Start of SUPPLIED MATERIAL
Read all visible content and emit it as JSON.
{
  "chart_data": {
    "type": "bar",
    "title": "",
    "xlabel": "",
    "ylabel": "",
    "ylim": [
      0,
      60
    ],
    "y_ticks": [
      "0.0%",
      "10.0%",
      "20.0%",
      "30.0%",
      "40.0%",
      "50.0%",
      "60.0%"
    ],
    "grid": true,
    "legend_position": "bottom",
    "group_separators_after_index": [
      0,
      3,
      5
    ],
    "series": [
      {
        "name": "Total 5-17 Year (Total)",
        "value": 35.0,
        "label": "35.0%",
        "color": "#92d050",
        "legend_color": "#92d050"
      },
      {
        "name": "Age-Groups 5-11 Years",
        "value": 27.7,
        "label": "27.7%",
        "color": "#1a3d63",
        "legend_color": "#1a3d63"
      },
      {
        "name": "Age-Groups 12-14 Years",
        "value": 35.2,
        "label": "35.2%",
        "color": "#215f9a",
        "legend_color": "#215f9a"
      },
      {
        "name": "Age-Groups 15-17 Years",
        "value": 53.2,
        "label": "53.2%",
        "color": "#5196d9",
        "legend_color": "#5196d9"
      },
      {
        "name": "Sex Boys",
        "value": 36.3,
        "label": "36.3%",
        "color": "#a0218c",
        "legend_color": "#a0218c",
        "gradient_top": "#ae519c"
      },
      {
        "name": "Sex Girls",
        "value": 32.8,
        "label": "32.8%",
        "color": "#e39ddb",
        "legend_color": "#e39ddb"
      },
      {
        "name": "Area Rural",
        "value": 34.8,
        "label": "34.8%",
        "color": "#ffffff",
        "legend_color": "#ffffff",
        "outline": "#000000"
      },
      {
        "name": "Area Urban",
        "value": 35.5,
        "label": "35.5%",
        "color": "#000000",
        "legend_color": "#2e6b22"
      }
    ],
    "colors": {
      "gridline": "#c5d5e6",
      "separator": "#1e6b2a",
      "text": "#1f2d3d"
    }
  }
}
End of SUPPLIED MATERIAL
[YOUR OBJECTIVE]
Write out every entry exactly as given.

[TASK RESULT]
Read all visible content and emit it as JSON.
{
  "chart_data": {
    "type": "bar",
    "title": "",
    "xlabel": "",
    "ylabel": "",
    "ylim": [
      0,
      60
    ],
    "y_ticks": [
      "0.0%",
      "10.0%",
      "20.0%",
      "30.0%",
      "40.0%",
      "50.0%",
      "60.0%"
    ],
    "grid": true,
    "legend_position": "bottom",
    "group_separators_after_index": [
      0,
      3,
      5
    ],
    "series": [
      {
        "name": "Total 5-17 Year (Total)",
        "value": 35.0,
        "label": "35.0%",
        "color": "#92d050",
        "legend_color": "#92d050"
      },
      {
        "name": "Age-Groups 5-11 Years",
        "value": 27.7,
        "label": "27.7%",
        "color": "#1a3d63",
        "legend_color": "#1a3d63"
      },
      {
        "name": "Age-Groups 12-14 Years",
        "value": 35.2,
        "label": "35.2%",
        "color": "#215f9a",
        "legend_color": "#215f9a"
      },
      {
        "name": "Age-Groups 15-17 Years",
        "value": 53.2,
        "label": "53.2%",
        "color": "#5196d9",
        "legend_color": "#5196d9"
      },
      {
        "name": "Sex Boys",
        "value": 36.3,
        "label": "36.3%",
        "color": "#a0218c",
        "legend_color": "#a0218c",
        "gradient_top": "#ae519c"
      },
      {
        "name": "Sex Girls",
        "value": 32.8,
        "label": "32.8%",
        "color": "#e39ddb",
        "legend_color": "#e39ddb"
      },
      {
        "name": "Area Rural",
        "value": 34.8,
        "label": "34.8%",
        "color": "#ffffff",
        "legend_color": "#ffffff",
        "outline": "#000000"
      },
      {
        "name": "Area Urban",
        "value": 35.5,
        "label": "35.5%",
        "color": "#000000",
        "legend_color": "#2e6b22"
      }
    ],
    "colors": {
      "gridline": "#c5d5e6",
      "separator": "#1e6b2a",
      "text": "#1f2d3d"
    }
  }
}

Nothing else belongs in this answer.